- [Consignes à suivre]
(1) Extrayez du texte sur les boxeurs le passage situé entre « LA FRANCE BOXE » et « sur le ring. », ces deux bornes comprises.
(2) Selon le texte sur les boxeurs, qui les boxeurs français représentent-ils ?
(3) Poursuivez le texte sur les boxeurs à partir de sa dernière phrase, s'il vous plaît.

LA FRANCE BOXE AVEC LES MAUX
Yuri CORTEZ/AFP

Puisque les matraques sont brandies face aux manifestants, puisque les vérités sur les circonstances de la mort d’Adama Traoré sont dissimulées, puisque les tentatives de dialogues sont balayées, puisque le gouvernement s’en bat les couilles de la démocratie, les boxeurs français, représentants des classes populaires, ont contre-attaqué sur le ring.

- [Lignes]
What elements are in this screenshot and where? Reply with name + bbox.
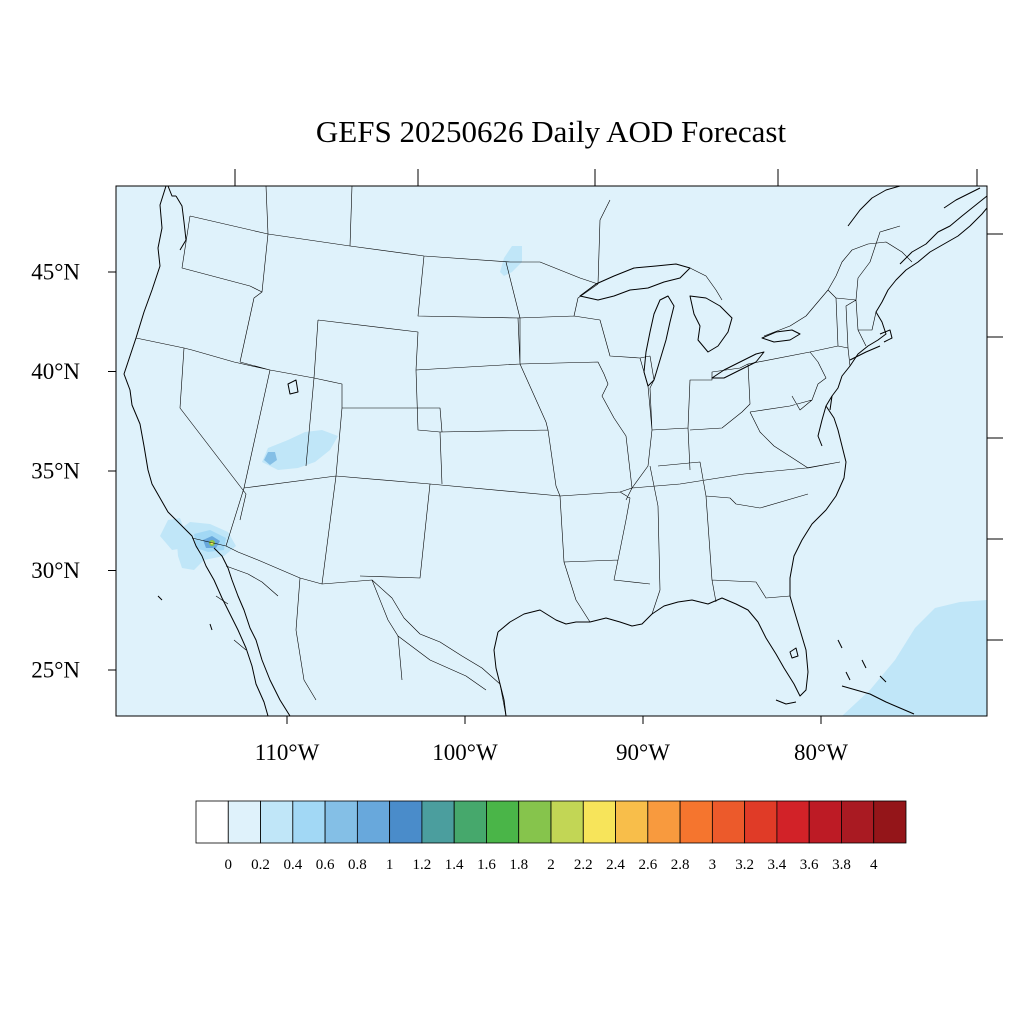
- latitude-labels: 45°N 40°N 35°N 30°N 25°N: [31, 259, 80, 682]
- lon-label-90w: 90°W: [616, 740, 670, 765]
- state-borders: [135, 215, 877, 623]
- colorbar-label: 0.6: [316, 857, 335, 873]
- colorbar-label: 0.2: [251, 857, 270, 873]
- colorbar-label: 2.4: [606, 857, 625, 873]
- colorbar-swatch: [582, 800, 616, 844]
- colorbar-label: 0.4: [283, 857, 302, 873]
- aod-utah-arizona-core: [264, 452, 277, 465]
- colorbar-swatch: [292, 800, 326, 844]
- map-background: [116, 186, 987, 716]
- lon-label-100w: 100°W: [432, 740, 498, 765]
- gulf-coastline: [497, 595, 809, 697]
- colorbar-swatch: [841, 800, 875, 844]
- colorbar-label: 2.6: [638, 857, 657, 873]
- map-ticks: [108, 169, 1003, 724]
- long-island: [849, 345, 881, 361]
- colorbar-swatch: [679, 800, 713, 844]
- newfoundland-coast: [943, 187, 981, 209]
- colorbar-label: 2.2: [574, 857, 593, 873]
- baja-islands: [157, 595, 213, 631]
- canada-maritime-coast: [899, 195, 987, 265]
- lake-ontario: [761, 329, 801, 343]
- colorbar-swatch: [356, 800, 391, 844]
- colorbar-swatch: [615, 800, 649, 844]
- puget-sound: [167, 186, 187, 251]
- colorbar-swatch: [324, 800, 358, 844]
- lat-label-35: 35°N: [31, 458, 80, 483]
- gulf-of-california-coast: [213, 547, 291, 716]
- colorbar-swatch: [711, 800, 746, 844]
- cape-cod: [879, 329, 893, 343]
- lat-label-25: 25°N: [31, 657, 80, 682]
- lat-label-40: 40°N: [31, 359, 80, 384]
- aod-north-dakota-patch: [500, 246, 522, 276]
- longitude-labels: 110°W 100°W 90°W 80°W: [255, 740, 849, 765]
- mexico-state-borders: [215, 565, 487, 701]
- colorbar-swatch: [776, 800, 810, 844]
- colorbar-swatch: [195, 800, 229, 844]
- map-frame: [115, 185, 988, 717]
- aod-shading-layer: [160, 246, 987, 716]
- cuba-coast: [841, 685, 915, 715]
- aod-colorbar-labels: 0 0.2 0.4 0.6 0.8 1 1.2 1.4 1.6 1.8 2 2.2 2.4 2.6 2.8 3…: [225, 857, 878, 873]
- colorbar-swatch: [421, 800, 455, 844]
- colorbar-label: 1: [386, 857, 394, 873]
- colorbar-swatch: [486, 800, 520, 844]
- colorbar-label: 3.2: [735, 857, 754, 873]
- lake-erie: [711, 351, 765, 379]
- colorbar-swatch: [518, 800, 552, 844]
- coastlines: [123, 186, 987, 716]
- colorbar-swatch: [550, 800, 584, 844]
- lat-label-45: 45°N: [31, 259, 80, 284]
- borders: [135, 186, 913, 716]
- map-title: GEFS 20250626 Daily AOD Forecast: [316, 114, 787, 149]
- gulf-st-lawrence-coast: [847, 186, 901, 227]
- us-canada-border: [189, 215, 913, 337]
- colorbar-label: 1.2: [413, 857, 432, 873]
- colorbar-swatch: [808, 800, 842, 844]
- aod-utah-arizona-plume: [262, 430, 338, 470]
- geography-layer: [123, 186, 987, 716]
- colorbar-label: 3.8: [832, 857, 851, 873]
- colorbar-label: 0: [225, 857, 233, 873]
- colorbar-label: 0.8: [348, 857, 367, 873]
- colorbar-label: 1.4: [445, 857, 464, 873]
- lake-superior: [579, 263, 691, 301]
- atlantic-coastline: [789, 207, 987, 596]
- lon-label-110w: 110°W: [255, 740, 320, 765]
- aod-colorbar: [195, 800, 907, 844]
- mexico-gulf-coast: [493, 631, 507, 716]
- colorbar-label: 1.8: [509, 857, 528, 873]
- colorbar-label: 1.6: [477, 857, 496, 873]
- colorbar-swatch: [873, 800, 907, 844]
- canada-province-borders: [265, 186, 901, 285]
- colorbar-swatch: [744, 800, 778, 844]
- us-mexico-border: [191, 537, 507, 716]
- colorbar-label: 2.8: [671, 857, 690, 873]
- colorbar-label: 3.6: [800, 857, 819, 873]
- lon-label-80w: 80°W: [794, 740, 848, 765]
- colorbar-label: 4: [870, 857, 878, 873]
- colorbar-swatch: [227, 800, 261, 844]
- aod-atlantic-patch: [842, 600, 987, 716]
- colorbar-label: 2: [547, 857, 555, 873]
- colorbar-swatch: [389, 800, 423, 844]
- colorbar-swatch: [453, 800, 487, 844]
- colorbar-label: 3: [709, 857, 717, 873]
- lake-huron: [689, 295, 733, 353]
- great-salt-lake: [287, 379, 299, 395]
- lake-okeechobee: [789, 647, 799, 659]
- bahamas-islands: [837, 639, 887, 683]
- colorbar-label: 3.4: [768, 857, 787, 873]
- lat-label-30: 30°N: [31, 558, 80, 583]
- colorbar-swatch: [260, 800, 294, 844]
- florida-keys: [775, 699, 797, 705]
- pacific-coastline: [123, 186, 269, 716]
- colorbar-swatch: [647, 800, 681, 844]
- chesapeake-bay: [817, 395, 833, 447]
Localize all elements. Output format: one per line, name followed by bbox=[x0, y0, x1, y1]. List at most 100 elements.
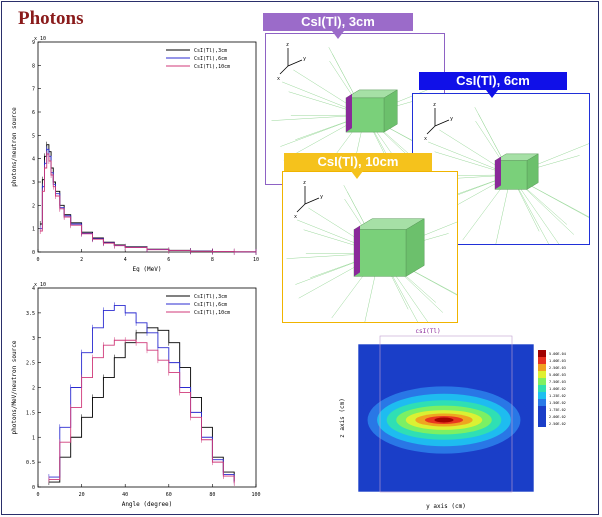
colorbar-label: 7.50E-03 bbox=[549, 380, 566, 384]
slide-title: Photons bbox=[18, 8, 84, 29]
colorbar-label: 1.00E-02 bbox=[549, 387, 566, 391]
energy-ytick-label: 2 bbox=[32, 203, 35, 209]
sim6-axis-y-label: y bbox=[450, 116, 453, 122]
colorbar-swatch bbox=[538, 406, 546, 413]
sim-tag-10cm-label: CsI(Tl), 10cm bbox=[317, 154, 399, 169]
energy-ylabel: photons/neutron source bbox=[11, 107, 18, 187]
angle-ytick-label: 1.5 bbox=[26, 410, 35, 416]
energy-xtick-label: 0 bbox=[36, 257, 39, 263]
sim-tag-10cm-arrow bbox=[351, 171, 363, 179]
colorbar-swatch bbox=[538, 399, 546, 406]
angle-legend-label-1: CsI(Tl),6cm bbox=[194, 302, 227, 308]
colorbar-label: 1.00E-03 bbox=[549, 359, 566, 363]
colorbar-swatch bbox=[538, 371, 546, 378]
angle-xtick-label: 20 bbox=[79, 492, 85, 498]
angle-ytick-label: 2.5 bbox=[26, 361, 35, 367]
angle-ytick-label: 1 bbox=[32, 435, 35, 441]
angle-xlabel: Angle (degree) bbox=[122, 501, 173, 508]
sim6-axis-y bbox=[434, 119, 450, 127]
angle-ytick-label: 0.5 bbox=[26, 460, 35, 466]
sim3-crystal-face bbox=[346, 93, 352, 133]
energy-series-line-0 bbox=[40, 144, 257, 253]
colorbar-swatch bbox=[538, 357, 546, 364]
sim-panel-6cm: z y x bbox=[412, 93, 602, 280]
energy-ytick-label: 5 bbox=[32, 133, 35, 139]
sim-tag-6cm-arrow bbox=[486, 90, 498, 98]
energy-series-line-1 bbox=[40, 148, 257, 253]
angular-distribution-svg: 0 20 40 60 80 100 0 0.5 1 1.5 2 2.5 3 3.5 4x 10 Angle (… bbox=[11, 282, 261, 508]
colorbar-swatch bbox=[538, 385, 546, 392]
energy-spectrum-chart: 0 2 4 6 8 10 0 1 2 3 4 5 6 7 8 9 x 10 Eg (MeV) photons/neu… bbox=[4, 34, 266, 273]
sim3-axis-x bbox=[279, 65, 289, 75]
energy-ytick-label: 6 bbox=[32, 110, 35, 116]
sim-6cm-render: z y x bbox=[417, 102, 602, 280]
colorbar-label: 2.00E-02 bbox=[549, 415, 566, 419]
angle-series-line-1 bbox=[48, 304, 235, 483]
sim3-axis-y bbox=[287, 59, 303, 67]
colorbar-label: 2.50E-02 bbox=[549, 422, 566, 426]
heatmap-crystal-outline bbox=[379, 335, 513, 493]
heatmap-chart: csI(Tl) y axis (cm) z axis (cm) 2.50E-02 2.0… bbox=[332, 326, 594, 512]
energy-xtick-label: 8 bbox=[211, 257, 214, 263]
energy-series-line-2 bbox=[40, 153, 257, 253]
energy-ytick-label: 1 bbox=[32, 227, 35, 233]
energy-spectrum-svg: 0 2 4 6 8 10 0 1 2 3 4 5 6 7 8 9x 10 Eg (MeV) photons/neu… bbox=[11, 36, 259, 273]
sim-tag-6cm: CsI(Tl), 6cm bbox=[419, 72, 567, 90]
energy-yscale-label: x 10 bbox=[34, 36, 46, 42]
sim10-axis-x bbox=[296, 203, 306, 213]
sim10-axis-y-label: y bbox=[320, 194, 323, 200]
colorbar-swatch bbox=[538, 378, 546, 385]
sim3-crystal-front bbox=[345, 97, 385, 133]
sim3-axis-x-label: x bbox=[277, 76, 280, 82]
sim10-axis-z-label: z bbox=[303, 180, 306, 186]
colorbar-swatch bbox=[538, 420, 546, 427]
colorbar-swatch bbox=[538, 364, 546, 371]
sim-tag-3cm-label: CsI(Tl), 3cm bbox=[301, 14, 375, 29]
energy-xtick-label: 2 bbox=[80, 257, 83, 263]
energy-legend-label-2: CsI(Tl),10cm bbox=[194, 64, 230, 70]
angular-distribution-chart: 0 20 40 60 80 100 0 0.5 1 1.5 2 2.5 3 3.5 4 x 10 Angle (… bbox=[4, 282, 266, 512]
angle-xtick-label: 100 bbox=[251, 492, 260, 498]
sim-tag-10cm: CsI(Tl), 10cm bbox=[284, 153, 432, 171]
angle-legend-label-0: CsI(Tl),3cm bbox=[194, 294, 227, 300]
heatmap-xlabel: y axis (cm) bbox=[426, 503, 466, 510]
sim3-axis-z-label: z bbox=[286, 42, 289, 48]
angle-legend-label-2: CsI(Tl),10cm bbox=[194, 310, 230, 316]
energy-xtick-label: 10 bbox=[253, 257, 259, 263]
colorbar-label: 5.00E-03 bbox=[549, 373, 566, 377]
energy-legend-label-1: CsI(Tl),6cm bbox=[194, 56, 227, 62]
sim10-crystal-face bbox=[354, 225, 360, 277]
energy-ytick-label: 3 bbox=[32, 180, 35, 186]
energy-xtick-label: 6 bbox=[167, 257, 170, 263]
sim-tag-6cm-label: CsI(Tl), 6cm bbox=[456, 73, 530, 88]
colorbar-label: 5.00E-04 bbox=[549, 352, 566, 356]
colorbar-swatch bbox=[538, 392, 546, 399]
angle-ytick-label: 3 bbox=[32, 336, 35, 342]
sim6-axis-z-label: z bbox=[433, 102, 436, 108]
sim-10cm-render: z y x bbox=[286, 180, 490, 358]
sim-tag-3cm: CsI(Tl), 3cm bbox=[263, 13, 413, 31]
sim10-crystal-front bbox=[353, 229, 407, 277]
sim6-axis-x bbox=[426, 125, 436, 135]
angle-series-line-0 bbox=[48, 327, 235, 483]
heatmap-contour-8 bbox=[434, 417, 454, 423]
colorbar-label: 2.50E-03 bbox=[549, 366, 566, 370]
energy-ytick-label: 7 bbox=[32, 87, 35, 93]
angle-ytick-label: 4 bbox=[32, 286, 35, 292]
energy-legend-label-0: CsI(Tl),3cm bbox=[194, 48, 227, 54]
colorbar-label: 1.25E-02 bbox=[549, 394, 566, 398]
colorbar-label: 1.50E-02 bbox=[549, 401, 566, 405]
sim10-axis-y bbox=[304, 197, 320, 205]
colorbar-swatch bbox=[538, 350, 546, 357]
energy-xlabel: Eg (MeV) bbox=[133, 266, 162, 272]
sim6-axis-x-label: x bbox=[424, 136, 427, 142]
sim-panel-10cm: z y x bbox=[282, 171, 490, 358]
sim6-crystal-face bbox=[495, 156, 501, 190]
angle-ytick-label: 3.5 bbox=[26, 311, 35, 317]
energy-ytick-label: 0 bbox=[32, 250, 35, 256]
energy-xtick-label: 4 bbox=[124, 257, 127, 263]
angle-xtick-label: 0 bbox=[36, 492, 39, 498]
angle-ytick-label: 2 bbox=[32, 386, 35, 392]
angle-yscale-label: x 10 bbox=[34, 282, 46, 288]
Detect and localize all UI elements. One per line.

- [Réponses par consigne]
(1)
LA FRANCE BOXE AVEC LES MAUX
Yuri CORTEZ/AFP

Puisque les matraques sont brandies face aux manifestants, puisque les vérités sur les circonstances de la mort d’Adama Traoré sont dissimulées, puisque les tentatives de dialogues sont balayées, puisque le gouvernement s’en bat les couilles de la démocratie, les boxeurs français, représentants des classes populaires, ont contre-attaqué sur le ring.

(2) Les classes populaires.

(3)
Marcel Cerdan était Français, mais on le surnommait le « bombardier du Maroc ». Né en Algérie française, d’un père originaire du Roussillon et d’une mère espagnole, débarqué à l’âge de six ans à Casablanca, certains fachos auraient eu de quoi lui foutre sur la gueule pour pas mal d’années. De part ses origines, ce fils de charcutier, cadet d’une famille de cinq enfants, appartenait à deux des principales vagues d’immigration qui se sont échouées en France. Sauf que lui, c’était un champion. Plus que ses titres nationaux et son sacre mondial, celui qui évoluait aussi sous les couleurs de l’USM Casablanca, décrit par les mots de son coéquipier Larbi Ben Barek comme un « footballeur de classe », aura marqué la boxe de ses crochets. Jusqu’à devenir un symbole de ce sport, considéré comme l’un des tout meilleurs de sa discipline.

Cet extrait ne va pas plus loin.